#### WHAT THIS TASK INVOLVES:
Each line in the entries below that holds the word "ließen" belongs in the answer.

── GIVEN DATA

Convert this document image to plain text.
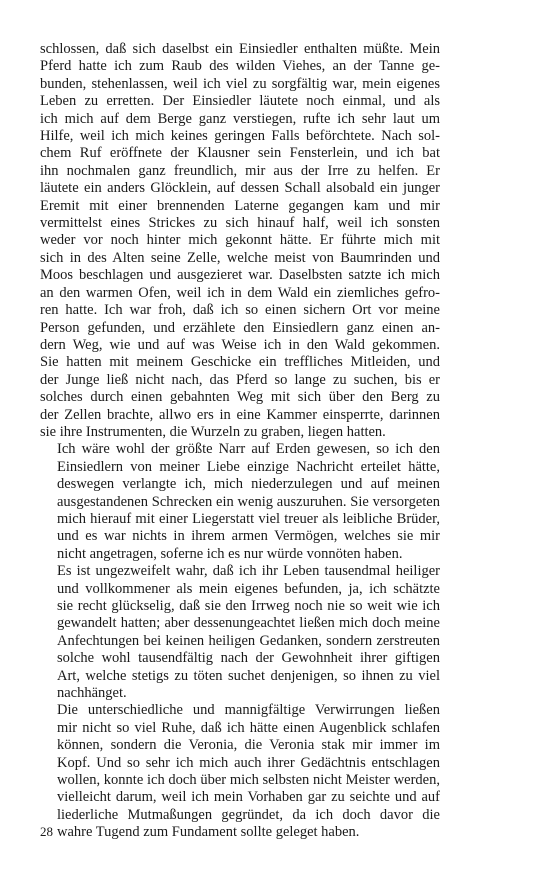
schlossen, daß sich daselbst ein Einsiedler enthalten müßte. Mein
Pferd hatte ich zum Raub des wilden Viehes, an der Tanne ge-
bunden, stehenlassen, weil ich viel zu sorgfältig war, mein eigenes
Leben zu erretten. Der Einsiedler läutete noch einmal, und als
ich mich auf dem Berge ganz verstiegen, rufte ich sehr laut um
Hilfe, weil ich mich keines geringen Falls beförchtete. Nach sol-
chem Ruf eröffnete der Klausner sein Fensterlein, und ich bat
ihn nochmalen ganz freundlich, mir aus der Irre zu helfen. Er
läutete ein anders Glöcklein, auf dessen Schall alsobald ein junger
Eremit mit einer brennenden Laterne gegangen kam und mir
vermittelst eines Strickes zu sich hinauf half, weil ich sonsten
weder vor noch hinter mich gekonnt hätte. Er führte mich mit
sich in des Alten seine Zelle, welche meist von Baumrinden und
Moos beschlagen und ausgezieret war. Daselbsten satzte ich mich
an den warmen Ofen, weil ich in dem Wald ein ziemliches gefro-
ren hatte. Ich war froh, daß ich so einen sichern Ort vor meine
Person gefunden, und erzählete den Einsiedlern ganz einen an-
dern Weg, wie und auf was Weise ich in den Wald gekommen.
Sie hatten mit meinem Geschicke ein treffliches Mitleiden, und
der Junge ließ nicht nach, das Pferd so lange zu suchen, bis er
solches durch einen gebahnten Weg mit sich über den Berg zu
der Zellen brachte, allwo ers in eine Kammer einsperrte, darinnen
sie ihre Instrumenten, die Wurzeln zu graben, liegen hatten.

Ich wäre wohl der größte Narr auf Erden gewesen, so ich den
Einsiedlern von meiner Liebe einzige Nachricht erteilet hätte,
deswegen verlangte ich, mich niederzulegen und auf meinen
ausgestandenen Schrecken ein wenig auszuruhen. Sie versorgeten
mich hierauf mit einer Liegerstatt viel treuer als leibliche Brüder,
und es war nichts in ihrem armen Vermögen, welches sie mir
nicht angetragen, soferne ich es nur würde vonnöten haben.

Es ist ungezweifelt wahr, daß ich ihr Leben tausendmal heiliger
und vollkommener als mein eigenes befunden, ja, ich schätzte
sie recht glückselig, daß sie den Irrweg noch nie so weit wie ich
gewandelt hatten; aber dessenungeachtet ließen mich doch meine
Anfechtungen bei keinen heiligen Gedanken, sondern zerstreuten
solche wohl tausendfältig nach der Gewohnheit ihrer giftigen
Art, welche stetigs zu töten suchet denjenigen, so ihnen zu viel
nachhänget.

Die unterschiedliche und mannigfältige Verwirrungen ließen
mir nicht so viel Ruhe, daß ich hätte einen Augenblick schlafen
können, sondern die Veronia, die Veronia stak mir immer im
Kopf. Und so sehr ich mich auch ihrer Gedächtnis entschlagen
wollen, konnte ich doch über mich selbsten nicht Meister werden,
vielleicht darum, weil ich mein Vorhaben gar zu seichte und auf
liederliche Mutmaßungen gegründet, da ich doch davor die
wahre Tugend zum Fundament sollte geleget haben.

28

────
── GIVEN DATA

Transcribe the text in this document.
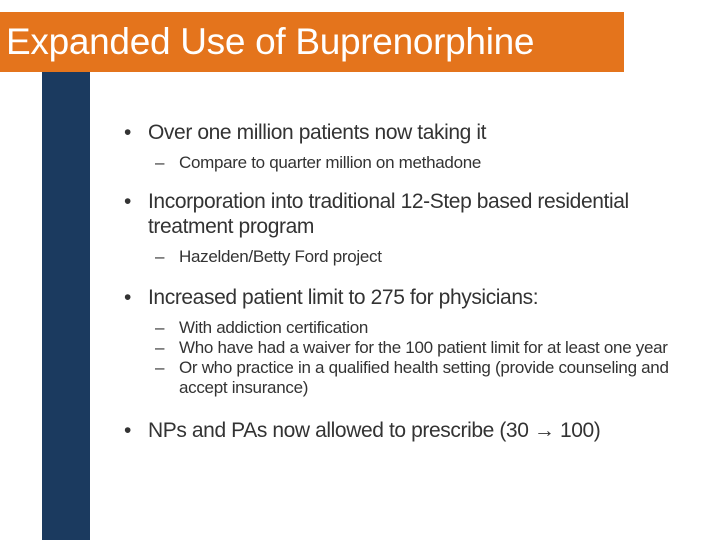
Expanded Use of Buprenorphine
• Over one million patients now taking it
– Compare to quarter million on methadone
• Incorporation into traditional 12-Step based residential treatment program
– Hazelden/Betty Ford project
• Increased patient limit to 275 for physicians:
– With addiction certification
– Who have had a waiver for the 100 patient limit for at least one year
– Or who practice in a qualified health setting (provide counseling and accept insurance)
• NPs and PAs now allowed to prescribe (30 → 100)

────

#### SOLUTION TO THE PROBLEM:
gewandelt hatten; aber dessenungeachtet ließen mich doch meine
Die unterschiedliche und mannigfältige Verwirrungen ließen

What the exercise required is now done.